─── DATA SHOWN

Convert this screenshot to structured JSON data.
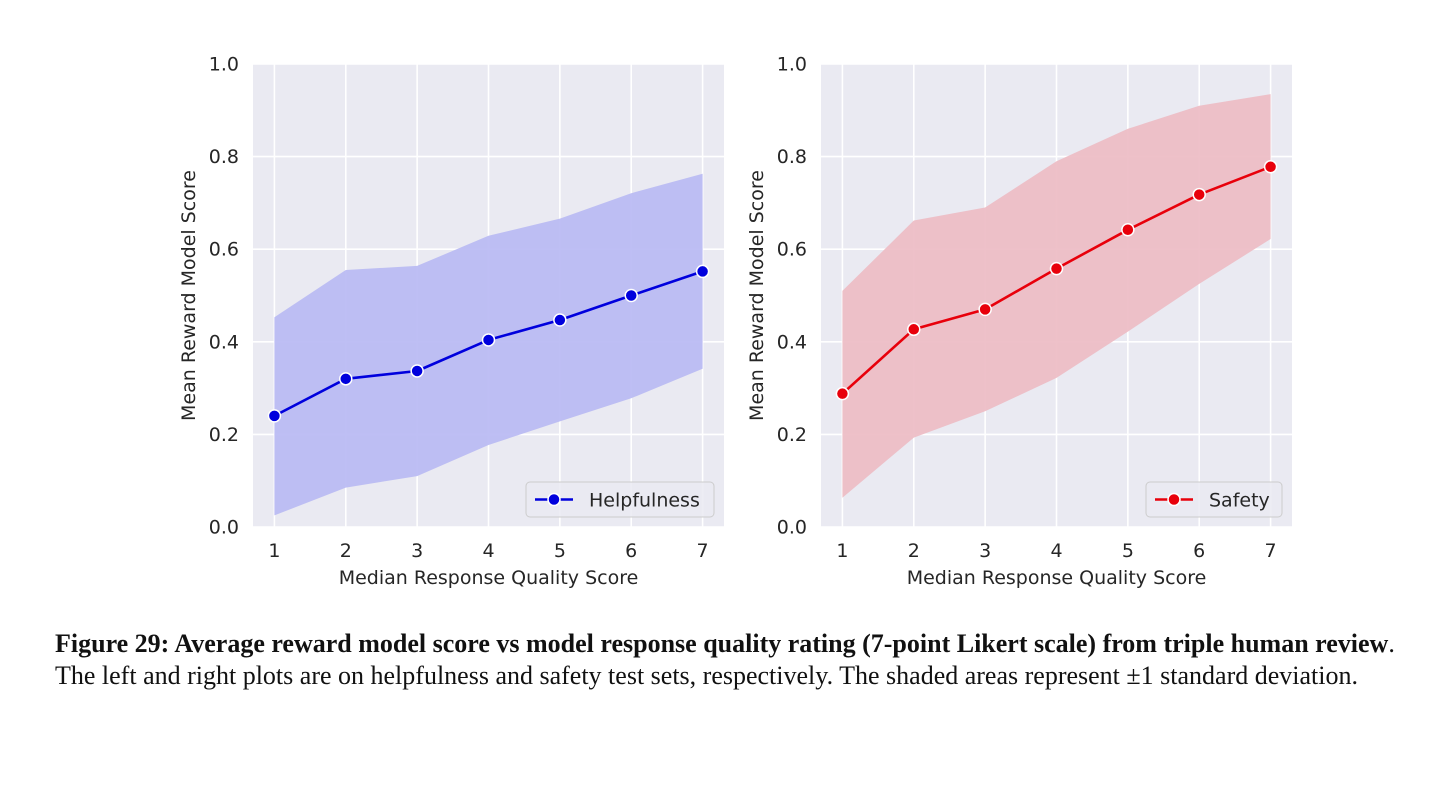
{
  "chart_data": [
    {
      "type": "line",
      "x": [
        1,
        2,
        3,
        4,
        5,
        6,
        7
      ],
      "xlabel": "Median Response Quality Score",
      "ylabel": "Mean Reward Model Score",
      "xlim": [
        0.7,
        7.3
      ],
      "ylim": [
        0.0,
        1.0
      ],
      "xticks": [
        "1",
        "2",
        "3",
        "4",
        "5",
        "6",
        "7"
      ],
      "yticks": [
        "0.0",
        "0.2",
        "0.4",
        "0.6",
        "0.8",
        "1.0"
      ],
      "grid": true,
      "legend_position": "lower-right",
      "series": [
        {
          "name": "Helpfulness",
          "values": [
            0.24,
            0.32,
            0.337,
            0.404,
            0.447,
            0.5,
            0.552
          ],
          "lower": [
            0.025,
            0.085,
            0.11,
            0.177,
            0.228,
            0.278,
            0.342
          ],
          "upper": [
            0.453,
            0.555,
            0.564,
            0.629,
            0.666,
            0.721,
            0.763
          ],
          "color": "#0000dd",
          "band_color": "#b9baf3"
        }
      ]
    },
    {
      "type": "line",
      "x": [
        1,
        2,
        3,
        4,
        5,
        6,
        7
      ],
      "xlabel": "Median Response Quality Score",
      "ylabel": "Mean Reward Model Score",
      "xlim": [
        0.7,
        7.3
      ],
      "ylim": [
        0.0,
        1.0
      ],
      "xticks": [
        "1",
        "2",
        "3",
        "4",
        "5",
        "6",
        "7"
      ],
      "yticks": [
        "0.0",
        "0.2",
        "0.4",
        "0.6",
        "0.8",
        "1.0"
      ],
      "grid": true,
      "legend_position": "lower-right",
      "series": [
        {
          "name": "Safety",
          "values": [
            0.288,
            0.427,
            0.47,
            0.558,
            0.642,
            0.718,
            0.778
          ],
          "lower": [
            0.063,
            0.193,
            0.25,
            0.322,
            0.422,
            0.525,
            0.622
          ],
          "upper": [
            0.51,
            0.662,
            0.69,
            0.79,
            0.86,
            0.91,
            0.935
          ],
          "color": "#e8000b",
          "band_color": "#edbcc4"
        }
      ]
    }
  ],
  "caption": {
    "bold": "Figure 29: Average reward model score vs model response quality rating (7-point Likert scale) from triple human review",
    "text": ". The left and right plots are on helpfulness and safety test sets, respectively. The shaded areas represent ±1 standard deviation."
  }
}
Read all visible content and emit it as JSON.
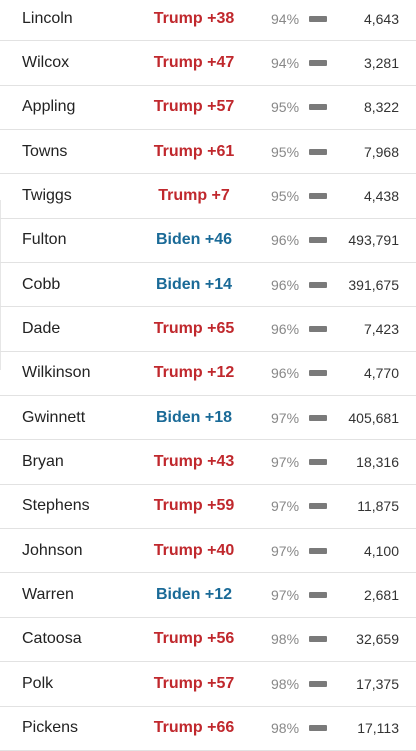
{
  "rows": [
    {
      "county": "Lincoln",
      "margin": "Trump +38",
      "party": "trump",
      "reported": "94%",
      "votes": "4,643"
    },
    {
      "county": "Wilcox",
      "margin": "Trump +47",
      "party": "trump",
      "reported": "94%",
      "votes": "3,281"
    },
    {
      "county": "Appling",
      "margin": "Trump +57",
      "party": "trump",
      "reported": "95%",
      "votes": "8,322"
    },
    {
      "county": "Towns",
      "margin": "Trump +61",
      "party": "trump",
      "reported": "95%",
      "votes": "7,968"
    },
    {
      "county": "Twiggs",
      "margin": "Trump +7",
      "party": "trump",
      "reported": "95%",
      "votes": "4,438"
    },
    {
      "county": "Fulton",
      "margin": "Biden +46",
      "party": "biden",
      "reported": "96%",
      "votes": "493,791"
    },
    {
      "county": "Cobb",
      "margin": "Biden +14",
      "party": "biden",
      "reported": "96%",
      "votes": "391,675"
    },
    {
      "county": "Dade",
      "margin": "Trump +65",
      "party": "trump",
      "reported": "96%",
      "votes": "7,423"
    },
    {
      "county": "Wilkinson",
      "margin": "Trump +12",
      "party": "trump",
      "reported": "96%",
      "votes": "4,770"
    },
    {
      "county": "Gwinnett",
      "margin": "Biden +18",
      "party": "biden",
      "reported": "97%",
      "votes": "405,681"
    },
    {
      "county": "Bryan",
      "margin": "Trump +43",
      "party": "trump",
      "reported": "97%",
      "votes": "18,316"
    },
    {
      "county": "Stephens",
      "margin": "Trump +59",
      "party": "trump",
      "reported": "97%",
      "votes": "11,875"
    },
    {
      "county": "Johnson",
      "margin": "Trump +40",
      "party": "trump",
      "reported": "97%",
      "votes": "4,100"
    },
    {
      "county": "Warren",
      "margin": "Biden +12",
      "party": "biden",
      "reported": "97%",
      "votes": "2,681"
    },
    {
      "county": "Catoosa",
      "margin": "Trump +56",
      "party": "trump",
      "reported": "98%",
      "votes": "32,659"
    },
    {
      "county": "Polk",
      "margin": "Trump +57",
      "party": "trump",
      "reported": "98%",
      "votes": "17,375"
    },
    {
      "county": "Pickens",
      "margin": "Trump +66",
      "party": "trump",
      "reported": "98%",
      "votes": "17,113"
    }
  ],
  "colors": {
    "trump": "#c0282d",
    "biden": "#1a6a97",
    "bar": "#7a7a7a"
  }
}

──────

# EXERCISE OBJECTIVE
Report all lines of the data that include the word "JSON".

# ANSWER TO THIS TASK
Convert this screenshot to structured JSON data.
Read all visible content and emit it as JSON.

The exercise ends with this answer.